##### Material provided

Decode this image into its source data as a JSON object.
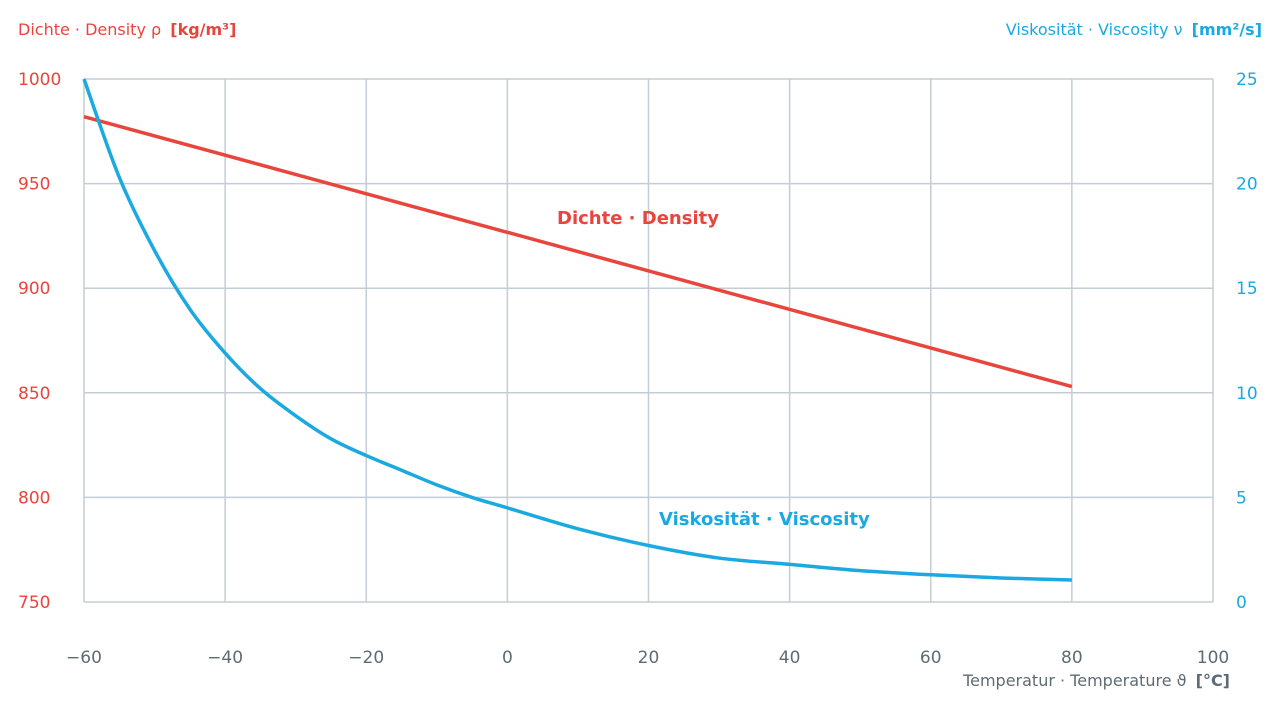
{
  "chart_data": {
    "type": "line",
    "colors": {
      "density": "#e8453c",
      "viscosity": "#1aa9e0",
      "grid": "#c3cdd4",
      "x_axis_text": "#5f6b73"
    },
    "y_left": {
      "label": "Dichte · Density ρ",
      "unit": "[kg/m³]",
      "range": [
        750,
        1000
      ],
      "ticks": [
        "1000",
        "950",
        "900",
        "850",
        "800",
        "750"
      ],
      "tick_values": [
        1000,
        950,
        900,
        850,
        800,
        750
      ]
    },
    "y_right": {
      "label": "Viskosität · Viscosity ν",
      "unit": "[mm²/s]",
      "range": [
        0,
        25
      ],
      "ticks": [
        "25",
        "20",
        "15",
        "10",
        "5",
        "0"
      ],
      "tick_values": [
        25,
        20,
        15,
        10,
        5,
        0
      ]
    },
    "x_axis": {
      "label": "Temperatur · Temperature ϑ",
      "unit": "[°C]",
      "range": [
        -60,
        100
      ],
      "ticks": [
        "−60",
        "−40",
        "−20",
        "0",
        "20",
        "40",
        "60",
        "80",
        "100"
      ],
      "tick_values": [
        -60,
        -40,
        -20,
        0,
        20,
        40,
        60,
        80,
        100
      ]
    },
    "grid": true,
    "series": [
      {
        "name": "Dichte · Density",
        "axis": "left",
        "x": [
          -60,
          80
        ],
        "y": [
          982,
          853
        ]
      },
      {
        "name": "Viskosität · Viscosity",
        "axis": "right",
        "x": [
          -60,
          -55,
          -50,
          -45,
          -40,
          -35,
          -30,
          -25,
          -20,
          -15,
          -10,
          -5,
          0,
          10,
          20,
          30,
          40,
          50,
          60,
          70,
          80
        ],
        "y": [
          25,
          20.3,
          16.8,
          14.0,
          11.9,
          10.2,
          8.9,
          7.8,
          7.0,
          6.3,
          5.6,
          5.0,
          4.5,
          3.5,
          2.7,
          2.1,
          1.8,
          1.5,
          1.3,
          1.15,
          1.05
        ]
      }
    ],
    "annotations": {
      "density_label": "Dichte · Density",
      "viscosity_label": "Viskosität · Viscosity"
    }
  }
}
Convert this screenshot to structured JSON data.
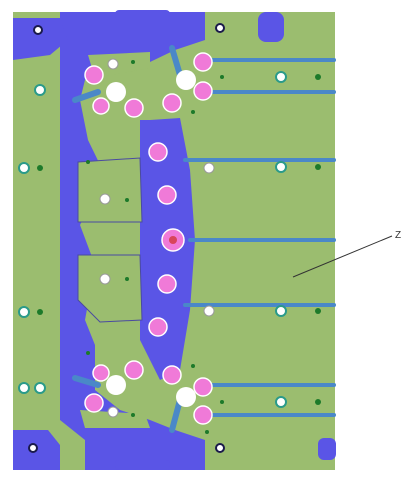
{
  "callout": {
    "label": "Z"
  },
  "colors": {
    "background": "#ffffff",
    "substrate": "#9bbd6f",
    "copper_plane": "#5a55e6",
    "trace": "#4a88c8",
    "pad_pink": "#f07ad8",
    "via_white": "#ffffff",
    "via_teal": "#2a9a8a",
    "via_green": "#1d7a2a",
    "outline": "#4a4aa0"
  }
}
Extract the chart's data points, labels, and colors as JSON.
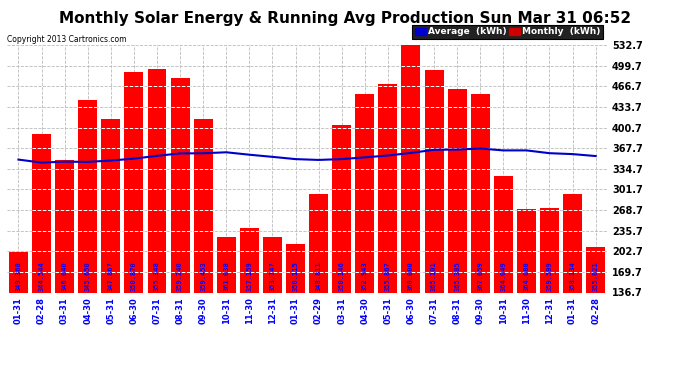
{
  "title": "Monthly Solar Energy & Running Avg Production Sun Mar 31 06:52",
  "copyright": "Copyright 2013 Cartronics.com",
  "categories": [
    "01-31",
    "02-28",
    "03-31",
    "04-30",
    "05-31",
    "06-30",
    "07-31",
    "08-31",
    "09-30",
    "10-31",
    "11-30",
    "12-31",
    "01-31",
    "02-29",
    "03-31",
    "04-30",
    "05-31",
    "06-30",
    "07-31",
    "08-31",
    "09-30",
    "10-31",
    "11-30",
    "12-31",
    "01-31",
    "02-28"
  ],
  "monthly_values": [
    202.0,
    390.0,
    348.0,
    445.0,
    415.0,
    490.0,
    495.0,
    480.0,
    415.0,
    225.0,
    240.0,
    225.0,
    215.0,
    295.0,
    404.0,
    455.0,
    470.0,
    532.0,
    492.0,
    463.0,
    455.0,
    323.0,
    270.0,
    272.0,
    295.0,
    210.0
  ],
  "running_avg": [
    349.368,
    344.544,
    346.04,
    345.65,
    347.867,
    350.87,
    355.348,
    359.24,
    359.453,
    361.038,
    357.159,
    353.747,
    350.115,
    348.811,
    350.146,
    352.943,
    355.867,
    360.0,
    365.101,
    365.385,
    367.059,
    364.049,
    364.08,
    359.599,
    358.134,
    355.021
  ],
  "bar_color": "#ff0000",
  "line_color": "#0000cc",
  "background_color": "#ffffff",
  "plot_bg_color": "#ffffff",
  "grid_color": "#bbbbbb",
  "ylabel_right": [
    "136.7",
    "169.7",
    "202.7",
    "235.7",
    "268.7",
    "301.7",
    "334.7",
    "367.7",
    "400.7",
    "433.7",
    "466.7",
    "499.7",
    "532.7"
  ],
  "ylim": [
    136.7,
    532.7
  ],
  "title_fontsize": 11,
  "bar_label_color": "#0000ff",
  "avg_label": "Average  (kWh)",
  "monthly_label": "Monthly  (kWh)",
  "legend_avg_bg": "#0000cc",
  "legend_monthly_bg": "#cc0000"
}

##########

Required work
Work through the records above line by line and count those that hold the string "colors". Give only the result.

Exercise result
3